● **WORK TO COMPLETE**: Report every line in the listing below where the string "placed" shows up.

Data entries

....

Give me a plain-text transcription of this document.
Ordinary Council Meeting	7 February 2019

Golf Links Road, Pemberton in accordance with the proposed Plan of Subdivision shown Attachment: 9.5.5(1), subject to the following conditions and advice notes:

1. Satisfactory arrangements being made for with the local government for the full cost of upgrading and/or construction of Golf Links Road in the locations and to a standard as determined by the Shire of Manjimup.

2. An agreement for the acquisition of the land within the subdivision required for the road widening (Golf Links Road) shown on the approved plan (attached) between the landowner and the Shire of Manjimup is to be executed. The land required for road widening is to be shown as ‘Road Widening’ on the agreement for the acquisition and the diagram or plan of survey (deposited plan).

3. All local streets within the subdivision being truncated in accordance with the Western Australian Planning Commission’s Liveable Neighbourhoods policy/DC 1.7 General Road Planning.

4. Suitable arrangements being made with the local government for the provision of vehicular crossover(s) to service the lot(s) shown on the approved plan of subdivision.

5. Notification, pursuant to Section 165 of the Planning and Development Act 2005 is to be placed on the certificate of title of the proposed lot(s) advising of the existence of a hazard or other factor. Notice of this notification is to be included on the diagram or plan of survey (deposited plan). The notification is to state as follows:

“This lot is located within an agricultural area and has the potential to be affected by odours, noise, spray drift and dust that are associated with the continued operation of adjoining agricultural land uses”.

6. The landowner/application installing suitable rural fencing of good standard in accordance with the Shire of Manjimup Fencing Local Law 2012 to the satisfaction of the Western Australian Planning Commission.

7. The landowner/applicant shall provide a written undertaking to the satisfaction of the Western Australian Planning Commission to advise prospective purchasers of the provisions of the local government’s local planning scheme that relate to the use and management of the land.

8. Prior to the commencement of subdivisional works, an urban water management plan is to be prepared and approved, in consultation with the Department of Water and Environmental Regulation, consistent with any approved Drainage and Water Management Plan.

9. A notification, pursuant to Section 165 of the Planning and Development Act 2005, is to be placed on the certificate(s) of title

....

● **OUTPUT BELOW**:
5. Notification, pursuant to Section 165 of the Planning and Development Act 2005 is to be placed on the certificate of title of the proposed lot(s) advising of the existence of a hazard or other factor. Notice of this notification is to be included on the diagram or plan of survey (deposited plan). The notification is to state as follows:
9. A notification, pursuant to Section 165 of the Planning and Development Act 2005, is to be placed on the certificate(s) of title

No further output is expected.